── DATA LINES

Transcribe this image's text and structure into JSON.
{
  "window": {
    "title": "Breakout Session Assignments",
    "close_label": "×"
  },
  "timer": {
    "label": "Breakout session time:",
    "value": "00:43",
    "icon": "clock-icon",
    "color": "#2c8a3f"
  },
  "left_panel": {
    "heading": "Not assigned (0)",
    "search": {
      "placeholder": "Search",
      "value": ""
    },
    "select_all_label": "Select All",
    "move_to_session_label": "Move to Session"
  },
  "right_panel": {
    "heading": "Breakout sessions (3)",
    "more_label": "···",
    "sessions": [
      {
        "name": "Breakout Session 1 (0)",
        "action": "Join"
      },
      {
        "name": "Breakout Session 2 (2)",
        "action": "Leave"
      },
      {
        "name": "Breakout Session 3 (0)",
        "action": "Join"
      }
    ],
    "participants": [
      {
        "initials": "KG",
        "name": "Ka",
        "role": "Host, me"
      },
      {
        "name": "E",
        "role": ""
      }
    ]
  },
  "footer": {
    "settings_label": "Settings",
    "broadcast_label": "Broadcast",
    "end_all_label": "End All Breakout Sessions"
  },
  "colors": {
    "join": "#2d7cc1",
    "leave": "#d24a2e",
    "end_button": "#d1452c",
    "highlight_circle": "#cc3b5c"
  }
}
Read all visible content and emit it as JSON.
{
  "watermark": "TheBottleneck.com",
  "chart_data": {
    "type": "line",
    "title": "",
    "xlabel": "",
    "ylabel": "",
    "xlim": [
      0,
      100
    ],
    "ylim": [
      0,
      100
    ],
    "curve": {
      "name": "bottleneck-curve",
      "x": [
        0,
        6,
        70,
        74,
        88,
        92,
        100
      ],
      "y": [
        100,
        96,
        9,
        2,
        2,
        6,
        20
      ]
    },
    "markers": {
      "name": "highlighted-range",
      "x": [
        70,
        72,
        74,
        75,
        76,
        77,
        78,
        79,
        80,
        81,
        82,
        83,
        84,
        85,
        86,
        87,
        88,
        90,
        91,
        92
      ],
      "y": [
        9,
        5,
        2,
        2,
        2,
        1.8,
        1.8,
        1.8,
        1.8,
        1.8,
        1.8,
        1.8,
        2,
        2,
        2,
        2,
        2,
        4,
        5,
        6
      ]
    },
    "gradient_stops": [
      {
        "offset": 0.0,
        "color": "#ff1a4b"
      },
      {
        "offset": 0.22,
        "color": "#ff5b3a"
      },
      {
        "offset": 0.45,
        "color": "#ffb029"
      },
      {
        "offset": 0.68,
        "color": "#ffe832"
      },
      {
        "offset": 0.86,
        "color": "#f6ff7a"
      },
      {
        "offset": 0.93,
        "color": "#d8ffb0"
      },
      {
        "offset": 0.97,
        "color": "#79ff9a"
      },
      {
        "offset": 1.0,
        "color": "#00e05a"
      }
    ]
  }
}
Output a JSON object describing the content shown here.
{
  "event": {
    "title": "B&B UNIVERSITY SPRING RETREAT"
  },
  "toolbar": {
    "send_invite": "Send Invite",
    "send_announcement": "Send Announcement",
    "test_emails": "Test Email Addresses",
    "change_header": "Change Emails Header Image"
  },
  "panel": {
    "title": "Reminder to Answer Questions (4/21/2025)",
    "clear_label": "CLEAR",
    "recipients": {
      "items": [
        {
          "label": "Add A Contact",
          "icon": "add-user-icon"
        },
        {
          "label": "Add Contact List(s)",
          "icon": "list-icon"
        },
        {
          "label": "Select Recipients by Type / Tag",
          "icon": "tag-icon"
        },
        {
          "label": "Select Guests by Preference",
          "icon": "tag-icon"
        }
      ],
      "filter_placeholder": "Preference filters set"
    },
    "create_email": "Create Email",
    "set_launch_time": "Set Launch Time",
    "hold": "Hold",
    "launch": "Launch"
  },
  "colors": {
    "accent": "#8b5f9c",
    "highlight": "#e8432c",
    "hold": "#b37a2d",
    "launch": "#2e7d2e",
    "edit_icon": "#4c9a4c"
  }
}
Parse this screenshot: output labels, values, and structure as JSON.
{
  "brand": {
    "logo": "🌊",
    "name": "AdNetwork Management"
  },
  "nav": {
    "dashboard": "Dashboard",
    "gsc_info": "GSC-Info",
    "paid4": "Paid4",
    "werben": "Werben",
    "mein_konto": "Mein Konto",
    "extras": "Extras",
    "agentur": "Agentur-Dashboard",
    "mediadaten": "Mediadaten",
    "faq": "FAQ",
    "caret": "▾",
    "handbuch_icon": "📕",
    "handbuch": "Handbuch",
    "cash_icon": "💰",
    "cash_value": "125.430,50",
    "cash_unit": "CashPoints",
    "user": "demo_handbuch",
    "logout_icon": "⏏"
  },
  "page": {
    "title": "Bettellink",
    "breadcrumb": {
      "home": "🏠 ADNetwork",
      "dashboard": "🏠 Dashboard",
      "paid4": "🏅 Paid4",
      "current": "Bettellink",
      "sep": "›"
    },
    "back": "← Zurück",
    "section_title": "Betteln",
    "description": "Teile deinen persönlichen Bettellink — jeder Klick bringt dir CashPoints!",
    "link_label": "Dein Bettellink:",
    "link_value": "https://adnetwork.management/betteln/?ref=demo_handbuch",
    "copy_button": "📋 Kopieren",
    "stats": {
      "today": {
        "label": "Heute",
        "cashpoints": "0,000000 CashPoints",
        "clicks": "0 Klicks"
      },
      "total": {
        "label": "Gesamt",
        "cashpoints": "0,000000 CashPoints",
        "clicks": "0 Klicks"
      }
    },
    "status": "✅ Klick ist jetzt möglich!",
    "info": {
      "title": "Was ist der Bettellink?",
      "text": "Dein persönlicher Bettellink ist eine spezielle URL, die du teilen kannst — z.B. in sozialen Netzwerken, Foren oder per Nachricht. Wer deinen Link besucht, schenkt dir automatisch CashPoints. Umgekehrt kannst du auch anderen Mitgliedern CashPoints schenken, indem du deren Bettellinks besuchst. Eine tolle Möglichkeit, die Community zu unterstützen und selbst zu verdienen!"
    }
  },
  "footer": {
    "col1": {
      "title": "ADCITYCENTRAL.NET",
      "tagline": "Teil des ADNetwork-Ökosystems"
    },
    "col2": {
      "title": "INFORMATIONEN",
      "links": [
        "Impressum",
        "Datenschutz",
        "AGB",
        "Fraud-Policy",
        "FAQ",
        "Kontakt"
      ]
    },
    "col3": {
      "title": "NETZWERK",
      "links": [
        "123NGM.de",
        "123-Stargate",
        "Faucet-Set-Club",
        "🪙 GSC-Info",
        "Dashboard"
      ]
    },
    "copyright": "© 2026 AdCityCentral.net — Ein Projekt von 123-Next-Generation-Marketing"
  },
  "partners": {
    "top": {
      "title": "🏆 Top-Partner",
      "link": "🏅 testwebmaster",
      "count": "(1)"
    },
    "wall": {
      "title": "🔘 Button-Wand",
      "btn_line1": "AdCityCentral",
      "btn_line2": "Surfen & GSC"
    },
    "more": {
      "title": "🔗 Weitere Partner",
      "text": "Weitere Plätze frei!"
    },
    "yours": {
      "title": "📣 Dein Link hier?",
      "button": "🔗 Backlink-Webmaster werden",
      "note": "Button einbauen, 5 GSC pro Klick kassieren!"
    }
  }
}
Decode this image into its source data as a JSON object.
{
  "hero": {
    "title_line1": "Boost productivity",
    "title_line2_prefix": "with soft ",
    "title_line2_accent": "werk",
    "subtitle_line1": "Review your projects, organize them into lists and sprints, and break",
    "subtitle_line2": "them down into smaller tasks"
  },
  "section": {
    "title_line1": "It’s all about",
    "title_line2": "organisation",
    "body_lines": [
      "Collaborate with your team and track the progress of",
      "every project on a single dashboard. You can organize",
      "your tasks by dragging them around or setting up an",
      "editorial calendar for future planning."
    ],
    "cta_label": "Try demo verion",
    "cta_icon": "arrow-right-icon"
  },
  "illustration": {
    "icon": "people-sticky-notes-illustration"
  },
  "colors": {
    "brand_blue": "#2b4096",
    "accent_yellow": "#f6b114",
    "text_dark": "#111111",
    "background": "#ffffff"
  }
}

────

The required output is the span of lines from the one containing "Decode this image" to the last line, reproduced character for character.

Decode this image into its source data as a JSON object.
{
  "hero": {
    "title_line1": "Boost productivity",
    "title_line2_prefix": "with soft ",
    "title_line2_accent": "werk",
    "subtitle_line1": "Review your projects, organize them into lists and sprints, and break",
    "subtitle_line2": "them down into smaller tasks"
  },
  "section": {
    "title_line1": "It’s all about",
    "title_line2": "organisation",
    "body_lines": [
      "Collaborate with your team and track the progress of",
      "every project on a single dashboard. You can organize",
      "your tasks by dragging them around or setting up an",
      "editorial calendar for future planning."
    ],
    "cta_label": "Try demo verion",
    "cta_icon": "arrow-right-icon"
  },
  "illustration": {
    "icon": "people-sticky-notes-illustration"
  },
  "colors": {
    "brand_blue": "#2b4096",
    "accent_yellow": "#f6b114",
    "text_dark": "#111111",
    "background": "#ffffff"
  }
}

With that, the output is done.